What you need to do: Filter the entries below, keeping only lines with the word "color".

Data entries for graphics:
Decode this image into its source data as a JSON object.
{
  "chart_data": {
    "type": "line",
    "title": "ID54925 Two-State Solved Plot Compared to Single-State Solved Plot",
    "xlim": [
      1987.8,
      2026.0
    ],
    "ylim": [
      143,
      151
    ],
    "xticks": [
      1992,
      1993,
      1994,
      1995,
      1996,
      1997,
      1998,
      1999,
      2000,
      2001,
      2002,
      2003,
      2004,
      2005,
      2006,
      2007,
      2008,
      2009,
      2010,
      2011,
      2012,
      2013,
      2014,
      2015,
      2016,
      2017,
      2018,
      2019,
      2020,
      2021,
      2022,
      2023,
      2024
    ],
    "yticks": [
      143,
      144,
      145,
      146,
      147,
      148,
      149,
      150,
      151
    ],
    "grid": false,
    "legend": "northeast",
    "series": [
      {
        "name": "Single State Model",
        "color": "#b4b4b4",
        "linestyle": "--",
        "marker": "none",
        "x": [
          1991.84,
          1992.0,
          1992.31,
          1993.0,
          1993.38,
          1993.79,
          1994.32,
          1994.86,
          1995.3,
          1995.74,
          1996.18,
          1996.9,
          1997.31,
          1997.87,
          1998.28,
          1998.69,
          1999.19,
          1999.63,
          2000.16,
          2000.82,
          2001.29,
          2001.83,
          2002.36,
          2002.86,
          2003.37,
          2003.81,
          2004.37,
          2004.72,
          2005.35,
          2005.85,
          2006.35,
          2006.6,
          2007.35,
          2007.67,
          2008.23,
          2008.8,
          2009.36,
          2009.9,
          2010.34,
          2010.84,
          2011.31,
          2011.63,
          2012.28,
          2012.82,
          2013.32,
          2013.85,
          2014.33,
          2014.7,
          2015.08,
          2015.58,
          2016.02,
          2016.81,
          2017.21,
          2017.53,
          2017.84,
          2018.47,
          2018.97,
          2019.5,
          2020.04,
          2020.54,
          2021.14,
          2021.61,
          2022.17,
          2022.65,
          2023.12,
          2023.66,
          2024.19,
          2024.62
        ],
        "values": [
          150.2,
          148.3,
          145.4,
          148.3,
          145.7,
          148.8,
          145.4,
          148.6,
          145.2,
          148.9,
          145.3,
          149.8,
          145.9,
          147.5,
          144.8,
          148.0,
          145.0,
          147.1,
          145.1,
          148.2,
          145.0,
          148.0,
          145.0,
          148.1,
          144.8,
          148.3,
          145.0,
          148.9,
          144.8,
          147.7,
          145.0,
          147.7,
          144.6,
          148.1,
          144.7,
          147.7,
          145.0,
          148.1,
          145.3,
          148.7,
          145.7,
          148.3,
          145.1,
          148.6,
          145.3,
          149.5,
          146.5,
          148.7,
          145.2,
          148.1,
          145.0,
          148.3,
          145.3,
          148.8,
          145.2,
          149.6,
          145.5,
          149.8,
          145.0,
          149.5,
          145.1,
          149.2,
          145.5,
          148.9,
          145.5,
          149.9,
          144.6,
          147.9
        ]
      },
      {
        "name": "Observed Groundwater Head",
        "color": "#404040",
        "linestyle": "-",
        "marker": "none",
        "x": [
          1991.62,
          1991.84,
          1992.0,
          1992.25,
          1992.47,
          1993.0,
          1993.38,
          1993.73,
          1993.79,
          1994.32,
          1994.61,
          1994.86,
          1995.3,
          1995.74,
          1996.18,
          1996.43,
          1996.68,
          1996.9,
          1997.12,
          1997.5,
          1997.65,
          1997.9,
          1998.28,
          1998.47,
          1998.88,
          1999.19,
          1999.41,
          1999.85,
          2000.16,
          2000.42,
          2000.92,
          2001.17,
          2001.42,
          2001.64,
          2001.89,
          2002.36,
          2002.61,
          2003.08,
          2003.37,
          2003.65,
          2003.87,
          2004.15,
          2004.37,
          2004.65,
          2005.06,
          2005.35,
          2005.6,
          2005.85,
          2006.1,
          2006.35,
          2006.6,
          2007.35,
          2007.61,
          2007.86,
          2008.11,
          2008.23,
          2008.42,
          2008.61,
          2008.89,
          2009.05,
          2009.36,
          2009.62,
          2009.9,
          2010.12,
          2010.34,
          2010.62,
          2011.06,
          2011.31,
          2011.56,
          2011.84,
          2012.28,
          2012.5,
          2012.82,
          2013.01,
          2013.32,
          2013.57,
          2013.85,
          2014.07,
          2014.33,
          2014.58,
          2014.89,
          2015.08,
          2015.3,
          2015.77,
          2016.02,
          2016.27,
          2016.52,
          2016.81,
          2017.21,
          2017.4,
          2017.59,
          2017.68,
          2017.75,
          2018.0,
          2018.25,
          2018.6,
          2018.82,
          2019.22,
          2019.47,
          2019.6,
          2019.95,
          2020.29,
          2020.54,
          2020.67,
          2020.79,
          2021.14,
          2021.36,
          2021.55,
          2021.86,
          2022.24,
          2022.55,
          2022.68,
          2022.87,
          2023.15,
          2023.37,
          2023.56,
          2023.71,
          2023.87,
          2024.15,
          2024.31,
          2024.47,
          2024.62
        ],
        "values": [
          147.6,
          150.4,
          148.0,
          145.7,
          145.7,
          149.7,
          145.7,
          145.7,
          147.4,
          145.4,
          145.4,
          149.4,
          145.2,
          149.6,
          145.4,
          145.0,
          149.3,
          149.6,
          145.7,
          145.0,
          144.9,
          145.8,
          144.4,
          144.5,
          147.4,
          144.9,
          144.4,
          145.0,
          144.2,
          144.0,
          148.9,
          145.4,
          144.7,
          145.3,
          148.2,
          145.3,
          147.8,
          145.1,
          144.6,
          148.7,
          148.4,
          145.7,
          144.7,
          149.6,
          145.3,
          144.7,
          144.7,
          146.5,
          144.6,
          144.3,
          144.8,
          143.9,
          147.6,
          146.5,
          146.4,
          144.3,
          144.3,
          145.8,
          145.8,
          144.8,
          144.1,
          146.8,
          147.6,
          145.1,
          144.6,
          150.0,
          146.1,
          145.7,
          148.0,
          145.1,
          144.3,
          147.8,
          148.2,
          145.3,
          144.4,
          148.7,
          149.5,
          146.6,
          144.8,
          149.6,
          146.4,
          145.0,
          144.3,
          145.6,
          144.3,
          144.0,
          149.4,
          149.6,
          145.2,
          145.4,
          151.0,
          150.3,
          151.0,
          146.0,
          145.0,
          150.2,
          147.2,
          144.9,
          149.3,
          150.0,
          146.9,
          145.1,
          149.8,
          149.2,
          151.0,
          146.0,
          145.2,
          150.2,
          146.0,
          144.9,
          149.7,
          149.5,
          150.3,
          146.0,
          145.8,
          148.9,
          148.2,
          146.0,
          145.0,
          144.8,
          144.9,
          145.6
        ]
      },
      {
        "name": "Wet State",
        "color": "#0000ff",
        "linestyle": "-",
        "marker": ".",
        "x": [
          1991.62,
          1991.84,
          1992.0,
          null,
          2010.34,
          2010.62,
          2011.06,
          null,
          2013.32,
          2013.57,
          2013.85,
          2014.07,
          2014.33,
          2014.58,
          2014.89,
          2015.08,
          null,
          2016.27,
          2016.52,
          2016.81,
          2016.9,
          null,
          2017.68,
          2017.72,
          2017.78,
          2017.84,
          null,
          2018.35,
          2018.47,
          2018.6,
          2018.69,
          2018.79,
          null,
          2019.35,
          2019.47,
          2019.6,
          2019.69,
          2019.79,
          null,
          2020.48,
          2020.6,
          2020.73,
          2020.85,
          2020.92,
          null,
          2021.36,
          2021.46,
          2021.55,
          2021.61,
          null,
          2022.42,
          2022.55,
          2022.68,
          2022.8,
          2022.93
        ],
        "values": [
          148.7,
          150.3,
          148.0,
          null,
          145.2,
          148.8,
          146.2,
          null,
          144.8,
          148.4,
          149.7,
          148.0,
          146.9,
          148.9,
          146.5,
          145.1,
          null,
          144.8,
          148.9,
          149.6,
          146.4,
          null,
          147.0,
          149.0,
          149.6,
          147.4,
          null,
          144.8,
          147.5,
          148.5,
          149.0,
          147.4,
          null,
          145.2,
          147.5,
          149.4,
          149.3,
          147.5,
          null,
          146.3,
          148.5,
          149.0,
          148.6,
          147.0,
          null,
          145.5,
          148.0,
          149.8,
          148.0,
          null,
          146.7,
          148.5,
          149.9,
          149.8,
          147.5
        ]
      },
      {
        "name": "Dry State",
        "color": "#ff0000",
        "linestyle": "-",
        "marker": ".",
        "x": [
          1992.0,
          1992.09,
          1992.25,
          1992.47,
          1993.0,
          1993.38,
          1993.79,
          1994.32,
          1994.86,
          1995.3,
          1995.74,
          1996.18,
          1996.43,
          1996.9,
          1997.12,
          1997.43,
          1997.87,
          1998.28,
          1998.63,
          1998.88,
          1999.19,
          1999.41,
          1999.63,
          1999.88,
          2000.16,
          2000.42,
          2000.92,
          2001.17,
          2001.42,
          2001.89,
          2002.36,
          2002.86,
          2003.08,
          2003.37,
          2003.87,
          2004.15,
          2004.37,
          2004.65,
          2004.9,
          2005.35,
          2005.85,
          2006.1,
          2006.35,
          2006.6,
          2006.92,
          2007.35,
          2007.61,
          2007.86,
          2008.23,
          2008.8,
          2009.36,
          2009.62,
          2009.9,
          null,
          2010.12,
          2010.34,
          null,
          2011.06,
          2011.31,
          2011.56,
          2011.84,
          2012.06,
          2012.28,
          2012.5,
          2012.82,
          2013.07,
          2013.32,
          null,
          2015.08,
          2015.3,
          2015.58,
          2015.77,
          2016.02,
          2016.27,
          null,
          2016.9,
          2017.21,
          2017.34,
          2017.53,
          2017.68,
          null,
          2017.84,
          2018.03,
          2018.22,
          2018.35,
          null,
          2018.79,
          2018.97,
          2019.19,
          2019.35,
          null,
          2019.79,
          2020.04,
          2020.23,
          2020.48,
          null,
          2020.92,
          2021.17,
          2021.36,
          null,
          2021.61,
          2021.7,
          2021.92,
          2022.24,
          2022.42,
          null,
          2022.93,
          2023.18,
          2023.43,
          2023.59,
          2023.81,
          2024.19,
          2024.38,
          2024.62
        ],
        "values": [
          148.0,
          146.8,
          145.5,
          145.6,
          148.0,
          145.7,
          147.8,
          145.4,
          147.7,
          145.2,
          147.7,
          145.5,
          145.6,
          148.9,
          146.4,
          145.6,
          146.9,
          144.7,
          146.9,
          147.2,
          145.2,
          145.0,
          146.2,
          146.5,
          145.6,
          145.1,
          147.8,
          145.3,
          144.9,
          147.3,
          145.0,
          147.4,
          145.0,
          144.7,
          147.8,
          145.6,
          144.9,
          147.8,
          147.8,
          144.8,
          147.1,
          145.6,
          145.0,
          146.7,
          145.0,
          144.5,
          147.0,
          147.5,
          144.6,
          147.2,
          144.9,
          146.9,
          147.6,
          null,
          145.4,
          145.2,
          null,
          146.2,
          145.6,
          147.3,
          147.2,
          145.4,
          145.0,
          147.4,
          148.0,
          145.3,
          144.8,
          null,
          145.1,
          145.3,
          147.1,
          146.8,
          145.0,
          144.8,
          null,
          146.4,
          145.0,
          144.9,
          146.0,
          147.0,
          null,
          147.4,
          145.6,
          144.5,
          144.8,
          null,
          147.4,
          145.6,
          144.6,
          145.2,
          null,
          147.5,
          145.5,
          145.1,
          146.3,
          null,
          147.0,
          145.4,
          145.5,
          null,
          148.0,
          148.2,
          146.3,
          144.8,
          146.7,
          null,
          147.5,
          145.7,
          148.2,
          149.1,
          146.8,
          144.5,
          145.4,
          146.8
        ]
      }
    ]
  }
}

Task solution:
        "color": "#b4b4b4",
        "color": "#404040",
        "color": "#0000ff",
        "color": "#ff0000",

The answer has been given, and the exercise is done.